** Start of Stored records **
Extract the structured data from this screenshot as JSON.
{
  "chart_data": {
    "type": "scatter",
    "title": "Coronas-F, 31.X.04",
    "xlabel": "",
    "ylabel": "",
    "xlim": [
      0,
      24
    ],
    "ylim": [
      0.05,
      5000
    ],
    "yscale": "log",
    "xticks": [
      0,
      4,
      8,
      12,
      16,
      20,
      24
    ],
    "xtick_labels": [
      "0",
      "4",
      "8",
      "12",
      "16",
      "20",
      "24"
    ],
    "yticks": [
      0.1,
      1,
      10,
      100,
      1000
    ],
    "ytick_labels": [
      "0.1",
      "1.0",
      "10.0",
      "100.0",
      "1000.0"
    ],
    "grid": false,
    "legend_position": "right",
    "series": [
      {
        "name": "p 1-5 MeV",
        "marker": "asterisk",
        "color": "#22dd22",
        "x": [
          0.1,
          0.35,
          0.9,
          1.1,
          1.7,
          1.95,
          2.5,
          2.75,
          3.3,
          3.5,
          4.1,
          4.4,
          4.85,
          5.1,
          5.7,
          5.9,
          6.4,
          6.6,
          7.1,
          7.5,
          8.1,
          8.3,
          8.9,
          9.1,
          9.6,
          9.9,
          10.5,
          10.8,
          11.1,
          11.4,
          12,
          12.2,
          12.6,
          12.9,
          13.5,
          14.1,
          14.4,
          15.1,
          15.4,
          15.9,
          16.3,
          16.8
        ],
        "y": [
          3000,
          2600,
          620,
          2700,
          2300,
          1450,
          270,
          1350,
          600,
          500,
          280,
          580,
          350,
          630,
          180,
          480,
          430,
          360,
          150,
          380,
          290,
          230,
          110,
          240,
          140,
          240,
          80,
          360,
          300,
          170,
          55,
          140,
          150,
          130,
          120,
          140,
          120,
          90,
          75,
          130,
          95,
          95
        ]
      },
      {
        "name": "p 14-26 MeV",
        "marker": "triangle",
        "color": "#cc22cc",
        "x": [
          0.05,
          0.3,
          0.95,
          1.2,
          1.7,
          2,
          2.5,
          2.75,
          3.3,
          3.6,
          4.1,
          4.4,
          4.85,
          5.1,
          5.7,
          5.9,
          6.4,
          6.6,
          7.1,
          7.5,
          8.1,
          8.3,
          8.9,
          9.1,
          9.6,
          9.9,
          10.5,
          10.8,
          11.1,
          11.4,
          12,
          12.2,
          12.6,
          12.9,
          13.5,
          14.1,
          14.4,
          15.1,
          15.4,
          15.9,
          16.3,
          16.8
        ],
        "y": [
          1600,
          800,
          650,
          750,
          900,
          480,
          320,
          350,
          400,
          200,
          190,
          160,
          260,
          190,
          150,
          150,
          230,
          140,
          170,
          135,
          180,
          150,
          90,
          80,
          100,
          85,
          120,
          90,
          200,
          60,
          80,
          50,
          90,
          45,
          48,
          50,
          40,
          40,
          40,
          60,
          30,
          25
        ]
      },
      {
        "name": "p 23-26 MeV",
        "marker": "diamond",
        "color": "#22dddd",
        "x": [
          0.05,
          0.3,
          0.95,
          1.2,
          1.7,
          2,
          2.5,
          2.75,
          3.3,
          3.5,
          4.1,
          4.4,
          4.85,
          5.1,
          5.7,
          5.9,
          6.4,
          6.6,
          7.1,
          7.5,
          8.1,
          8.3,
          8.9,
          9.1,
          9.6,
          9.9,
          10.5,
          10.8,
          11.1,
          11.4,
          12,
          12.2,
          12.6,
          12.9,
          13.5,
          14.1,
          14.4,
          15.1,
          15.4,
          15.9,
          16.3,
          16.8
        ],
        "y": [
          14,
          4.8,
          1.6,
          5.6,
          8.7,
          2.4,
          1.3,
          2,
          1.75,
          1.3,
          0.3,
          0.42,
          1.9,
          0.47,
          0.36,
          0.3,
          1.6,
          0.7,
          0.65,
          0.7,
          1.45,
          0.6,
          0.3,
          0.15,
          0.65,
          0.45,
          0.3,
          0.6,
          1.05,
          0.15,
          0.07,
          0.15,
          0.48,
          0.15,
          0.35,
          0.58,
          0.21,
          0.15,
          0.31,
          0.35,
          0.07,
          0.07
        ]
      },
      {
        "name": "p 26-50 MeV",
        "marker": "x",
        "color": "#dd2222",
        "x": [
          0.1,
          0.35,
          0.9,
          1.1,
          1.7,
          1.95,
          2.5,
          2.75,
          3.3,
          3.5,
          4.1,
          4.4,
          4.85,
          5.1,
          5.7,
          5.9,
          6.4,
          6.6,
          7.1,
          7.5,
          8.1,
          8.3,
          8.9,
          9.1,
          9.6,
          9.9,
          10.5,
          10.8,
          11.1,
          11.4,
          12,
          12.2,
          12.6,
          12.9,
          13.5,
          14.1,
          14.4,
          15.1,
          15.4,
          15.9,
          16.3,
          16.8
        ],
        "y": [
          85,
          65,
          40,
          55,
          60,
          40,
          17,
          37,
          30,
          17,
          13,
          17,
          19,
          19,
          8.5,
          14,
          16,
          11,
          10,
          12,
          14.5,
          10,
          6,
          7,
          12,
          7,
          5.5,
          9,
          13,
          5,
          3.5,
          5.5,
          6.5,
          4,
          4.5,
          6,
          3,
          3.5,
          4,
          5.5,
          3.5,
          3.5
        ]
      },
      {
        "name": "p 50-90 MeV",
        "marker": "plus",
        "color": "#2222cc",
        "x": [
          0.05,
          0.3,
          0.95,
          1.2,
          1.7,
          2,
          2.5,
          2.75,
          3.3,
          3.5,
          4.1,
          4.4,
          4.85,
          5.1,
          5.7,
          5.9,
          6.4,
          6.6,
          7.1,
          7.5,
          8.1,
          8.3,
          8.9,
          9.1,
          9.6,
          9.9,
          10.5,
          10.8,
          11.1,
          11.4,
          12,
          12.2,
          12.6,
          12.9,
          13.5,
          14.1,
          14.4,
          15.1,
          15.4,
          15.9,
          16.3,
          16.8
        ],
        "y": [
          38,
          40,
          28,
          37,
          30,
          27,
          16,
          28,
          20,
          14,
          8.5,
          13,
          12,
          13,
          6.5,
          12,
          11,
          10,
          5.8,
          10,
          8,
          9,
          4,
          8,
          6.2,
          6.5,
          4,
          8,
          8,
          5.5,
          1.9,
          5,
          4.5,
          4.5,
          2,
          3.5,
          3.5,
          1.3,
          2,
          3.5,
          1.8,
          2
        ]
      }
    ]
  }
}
** End of Stored records **
Directions –
Using the listing above, gather each line that holds the string "color" and copy it.

The completed task –
        "color": "#22dd22",
        "color": "#cc22cc",
        "color": "#22dddd",
        "color": "#dd2222",
        "color": "#2222cc",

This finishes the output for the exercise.